▶ **TASK REQUIREMENTS**:
Reproduce the part of the forum thread about housing a pet mantis that starts with the words "## hibiscusmile (Apr" and ends after "Evil_Berzerker (Apr 18, 2007)", keeping every character unchanged.

▶ **TEXT PROVIDED**:
-*-*-
As long as there is enough room to molt i'd guess so


----------



## JC (Apr 17, 2007)

Obviously keep it ventilated and give it something to hang on


----------



## Evil_Berzerker (Apr 17, 2007)

yeah its certainly tall enough but is it wide enough thats what im realy askin, i probably should've made that clearer, sorry  because i understand that you need something like 2-3 times as wide as the adult mantis and about 3 times taller or something like that and i dont think a coke bottle would work in terms of width.


----------



## JC (Apr 17, 2007)

Yeah, thinking about it i suppose your right. You can buy some pretty cheap enclosures if you search enough


----------



## Evil_Berzerker (Apr 17, 2007)

yeah i suppose or i could just scrounge something from the kitchen like theres big clear rice tubs all sorts in there ill figure something out, by the way from the pictures i posted in the original post, like judging by those what instar do you think my mantis is at?

anyways im off to bed for now so we can continue this tomorrow  lol

night!


----------



## Rick (Apr 17, 2007)

Width is not so imporatant. Obviously give it some room to move around but for nymphs height is important to molt.


----------



## JC (Apr 17, 2007)

Night m8


----------



## hibiscusmile (Apr 18, 2007)

Just wondering if u have the very large pickle jars there? if u can get the grocery buyer in the house to purchase the pickles u could use the jar. u would just need to put some net over the top with rubber band. also i sometimes use the nets onions or oranges come in. they keep the larger ones in. u could double up on them to keep small feeders in. if u do not find anything let me know and i will try to send u something suitable! have fun !


----------



## Evil_Berzerker (Apr 18, 2007)

ide use something like that but ide like to ahve something that looks a lot more interesting than a pickle jar with a scabby piece of netting on the top and it gives me something conscructive to do in woodwork for the last few weeks of term, plus it can be used as an example of my work when i go looking for an apprenticeship, so it has more than one use


----------
-*-*-
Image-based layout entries
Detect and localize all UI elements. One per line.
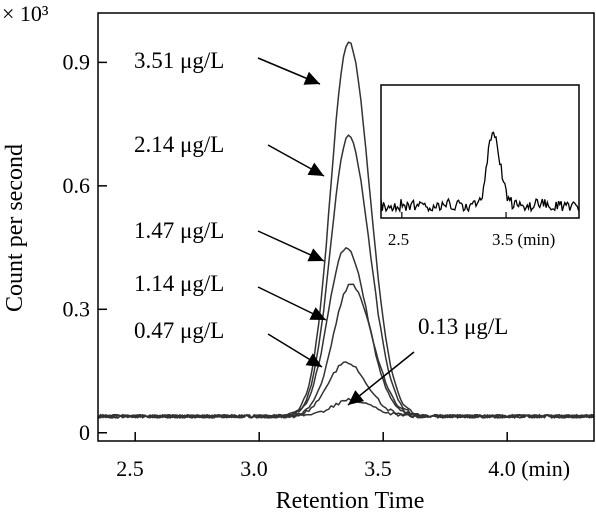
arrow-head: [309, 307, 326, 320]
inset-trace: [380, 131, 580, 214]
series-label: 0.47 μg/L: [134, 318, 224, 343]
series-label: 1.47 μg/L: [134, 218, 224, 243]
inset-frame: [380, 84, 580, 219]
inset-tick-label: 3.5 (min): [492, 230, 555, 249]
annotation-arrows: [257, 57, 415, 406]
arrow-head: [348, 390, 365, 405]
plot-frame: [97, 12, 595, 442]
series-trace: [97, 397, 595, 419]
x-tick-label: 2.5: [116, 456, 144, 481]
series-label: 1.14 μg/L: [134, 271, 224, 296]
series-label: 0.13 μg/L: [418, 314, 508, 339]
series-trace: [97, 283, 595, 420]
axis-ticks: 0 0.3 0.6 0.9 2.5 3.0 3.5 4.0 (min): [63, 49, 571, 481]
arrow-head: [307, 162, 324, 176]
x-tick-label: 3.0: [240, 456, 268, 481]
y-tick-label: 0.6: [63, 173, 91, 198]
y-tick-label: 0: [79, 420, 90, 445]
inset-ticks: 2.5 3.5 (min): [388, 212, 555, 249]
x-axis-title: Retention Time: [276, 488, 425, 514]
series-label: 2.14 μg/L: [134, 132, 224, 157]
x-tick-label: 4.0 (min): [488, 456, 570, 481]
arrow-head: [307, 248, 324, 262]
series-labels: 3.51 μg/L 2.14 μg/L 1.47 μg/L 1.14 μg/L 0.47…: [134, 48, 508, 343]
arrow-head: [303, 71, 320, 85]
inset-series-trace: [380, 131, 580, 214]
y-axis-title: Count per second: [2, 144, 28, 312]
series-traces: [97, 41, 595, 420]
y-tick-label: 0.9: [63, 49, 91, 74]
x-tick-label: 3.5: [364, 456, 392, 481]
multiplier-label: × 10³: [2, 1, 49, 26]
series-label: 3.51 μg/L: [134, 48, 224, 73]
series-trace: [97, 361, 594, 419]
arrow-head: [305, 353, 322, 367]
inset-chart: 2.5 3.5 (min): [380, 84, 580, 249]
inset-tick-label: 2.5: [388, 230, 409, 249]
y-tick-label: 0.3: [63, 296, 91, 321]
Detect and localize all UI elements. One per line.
-*-*-
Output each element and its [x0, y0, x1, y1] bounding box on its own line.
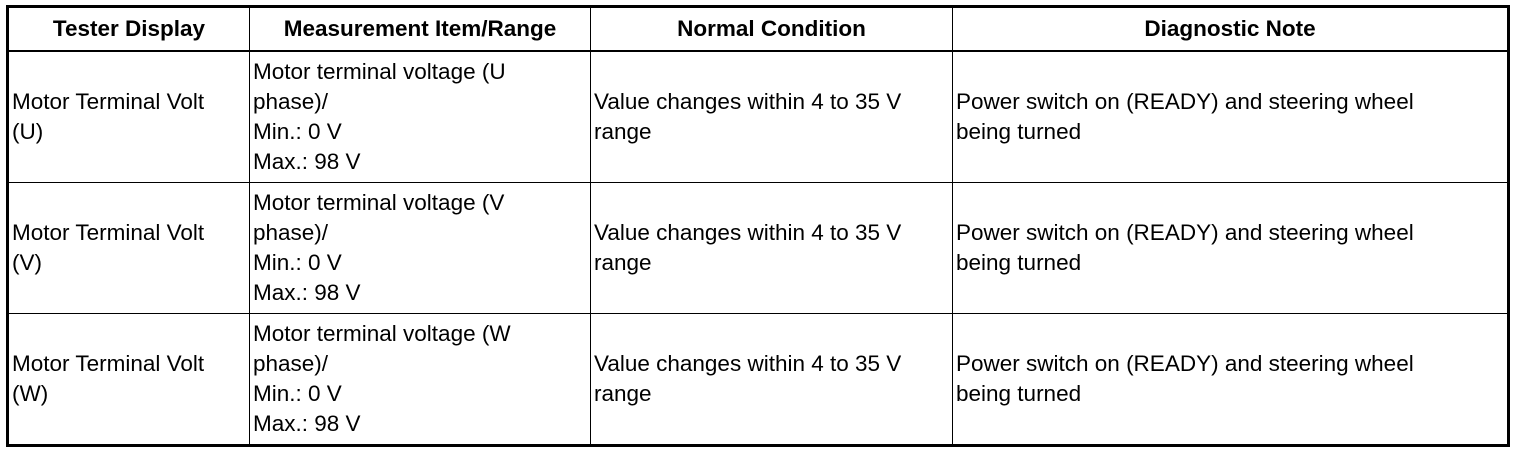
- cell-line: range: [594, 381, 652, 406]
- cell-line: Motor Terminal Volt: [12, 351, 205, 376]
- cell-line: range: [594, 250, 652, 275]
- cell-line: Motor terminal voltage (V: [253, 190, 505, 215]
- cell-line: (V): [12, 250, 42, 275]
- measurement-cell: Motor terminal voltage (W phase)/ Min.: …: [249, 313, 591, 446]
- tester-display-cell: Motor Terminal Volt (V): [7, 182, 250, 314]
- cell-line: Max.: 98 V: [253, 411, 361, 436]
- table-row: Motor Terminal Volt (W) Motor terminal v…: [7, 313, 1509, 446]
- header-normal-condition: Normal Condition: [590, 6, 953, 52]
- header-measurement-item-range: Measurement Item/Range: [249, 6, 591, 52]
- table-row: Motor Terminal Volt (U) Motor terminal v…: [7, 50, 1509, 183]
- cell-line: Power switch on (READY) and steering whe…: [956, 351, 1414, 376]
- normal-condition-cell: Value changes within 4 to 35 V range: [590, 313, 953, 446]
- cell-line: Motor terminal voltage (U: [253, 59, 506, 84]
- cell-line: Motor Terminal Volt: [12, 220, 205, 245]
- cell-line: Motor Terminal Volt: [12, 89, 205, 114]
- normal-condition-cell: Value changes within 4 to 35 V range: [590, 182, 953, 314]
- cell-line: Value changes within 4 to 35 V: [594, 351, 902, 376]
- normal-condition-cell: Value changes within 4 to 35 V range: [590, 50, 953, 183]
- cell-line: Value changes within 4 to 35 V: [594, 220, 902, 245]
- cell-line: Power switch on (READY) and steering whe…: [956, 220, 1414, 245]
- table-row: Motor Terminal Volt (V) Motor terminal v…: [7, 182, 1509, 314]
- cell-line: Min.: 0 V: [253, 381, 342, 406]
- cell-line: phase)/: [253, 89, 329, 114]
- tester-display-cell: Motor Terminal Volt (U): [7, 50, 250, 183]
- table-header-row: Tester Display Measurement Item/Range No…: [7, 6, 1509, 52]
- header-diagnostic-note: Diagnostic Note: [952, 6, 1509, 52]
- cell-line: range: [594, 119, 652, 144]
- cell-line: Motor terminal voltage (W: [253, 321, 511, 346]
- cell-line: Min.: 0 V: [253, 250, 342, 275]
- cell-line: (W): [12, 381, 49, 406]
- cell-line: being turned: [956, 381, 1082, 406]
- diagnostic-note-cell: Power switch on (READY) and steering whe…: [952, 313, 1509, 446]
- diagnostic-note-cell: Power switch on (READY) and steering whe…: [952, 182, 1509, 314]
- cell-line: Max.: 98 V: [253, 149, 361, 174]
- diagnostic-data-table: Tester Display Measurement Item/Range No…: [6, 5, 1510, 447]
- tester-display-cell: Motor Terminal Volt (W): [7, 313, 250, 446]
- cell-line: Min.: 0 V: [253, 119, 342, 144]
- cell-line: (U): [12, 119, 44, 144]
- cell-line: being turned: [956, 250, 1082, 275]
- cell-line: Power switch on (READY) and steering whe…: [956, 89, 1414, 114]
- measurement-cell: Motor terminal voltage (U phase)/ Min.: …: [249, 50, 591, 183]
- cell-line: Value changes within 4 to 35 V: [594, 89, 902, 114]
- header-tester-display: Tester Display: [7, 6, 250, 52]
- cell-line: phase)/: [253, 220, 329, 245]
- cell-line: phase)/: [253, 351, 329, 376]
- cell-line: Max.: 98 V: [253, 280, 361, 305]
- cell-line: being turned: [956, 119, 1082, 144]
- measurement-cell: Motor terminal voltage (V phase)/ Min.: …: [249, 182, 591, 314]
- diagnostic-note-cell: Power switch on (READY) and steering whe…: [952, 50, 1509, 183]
-*-*-
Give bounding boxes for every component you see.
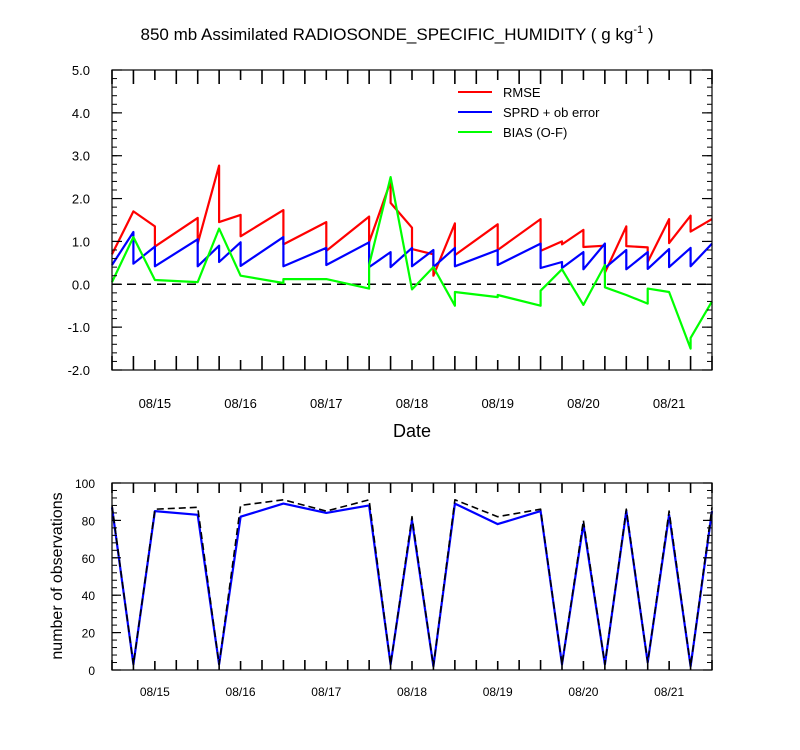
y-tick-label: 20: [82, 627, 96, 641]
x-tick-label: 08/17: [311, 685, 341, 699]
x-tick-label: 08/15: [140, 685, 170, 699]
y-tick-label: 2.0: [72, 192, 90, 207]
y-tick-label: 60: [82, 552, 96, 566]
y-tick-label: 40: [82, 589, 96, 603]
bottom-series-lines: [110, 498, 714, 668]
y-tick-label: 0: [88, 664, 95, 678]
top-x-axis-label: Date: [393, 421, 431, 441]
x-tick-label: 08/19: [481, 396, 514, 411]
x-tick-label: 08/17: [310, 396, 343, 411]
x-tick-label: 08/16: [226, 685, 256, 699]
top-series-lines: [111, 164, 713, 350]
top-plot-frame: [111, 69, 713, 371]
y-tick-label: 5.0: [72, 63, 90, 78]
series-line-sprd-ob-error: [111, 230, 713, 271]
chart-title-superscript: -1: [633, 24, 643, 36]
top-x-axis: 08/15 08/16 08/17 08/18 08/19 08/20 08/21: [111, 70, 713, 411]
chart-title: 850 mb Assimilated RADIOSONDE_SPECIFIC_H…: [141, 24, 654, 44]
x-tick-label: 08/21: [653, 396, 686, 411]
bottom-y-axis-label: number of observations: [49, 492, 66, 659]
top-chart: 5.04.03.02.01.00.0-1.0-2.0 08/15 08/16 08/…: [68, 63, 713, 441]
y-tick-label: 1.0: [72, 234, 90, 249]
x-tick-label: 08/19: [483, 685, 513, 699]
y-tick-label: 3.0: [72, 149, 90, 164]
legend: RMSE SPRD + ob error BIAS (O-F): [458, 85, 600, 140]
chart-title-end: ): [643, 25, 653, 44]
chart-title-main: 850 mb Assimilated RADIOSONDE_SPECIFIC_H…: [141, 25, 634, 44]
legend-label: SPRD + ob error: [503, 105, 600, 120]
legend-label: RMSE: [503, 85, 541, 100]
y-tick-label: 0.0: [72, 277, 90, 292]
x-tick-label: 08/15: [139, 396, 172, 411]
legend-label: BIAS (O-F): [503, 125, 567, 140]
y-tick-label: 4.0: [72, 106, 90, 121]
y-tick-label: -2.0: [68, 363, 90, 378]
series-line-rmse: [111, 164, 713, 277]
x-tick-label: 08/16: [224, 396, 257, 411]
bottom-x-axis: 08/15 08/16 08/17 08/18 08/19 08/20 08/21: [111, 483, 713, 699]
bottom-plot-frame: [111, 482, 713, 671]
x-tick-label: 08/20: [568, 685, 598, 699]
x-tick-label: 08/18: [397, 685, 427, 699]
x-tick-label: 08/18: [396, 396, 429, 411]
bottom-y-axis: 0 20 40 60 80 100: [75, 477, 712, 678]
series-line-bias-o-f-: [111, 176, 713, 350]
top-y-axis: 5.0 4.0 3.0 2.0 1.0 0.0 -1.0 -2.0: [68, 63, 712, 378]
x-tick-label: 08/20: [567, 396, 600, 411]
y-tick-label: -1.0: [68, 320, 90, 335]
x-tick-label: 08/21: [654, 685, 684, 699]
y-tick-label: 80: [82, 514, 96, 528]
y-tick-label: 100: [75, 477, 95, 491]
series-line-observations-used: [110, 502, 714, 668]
-*-*-
▶ **SOLUTION FOR THIS PROBLEM**:
## hibiscusmile (Apr 18, 2007)

Just wondering if u have the very large pickle jars there? if u can get the grocery buyer in the house to purchase the pickles u could use the jar. u would just need to put some net over the top with rubber band. also i sometimes use the nets onions or oranges come in. they keep the larger ones in. u could double up on them to keep small feeders in. if u do not find anything let me know and i will try to send u something suitable! have fun !


----------



## Evil_Berzerker (Apr 18, 2007)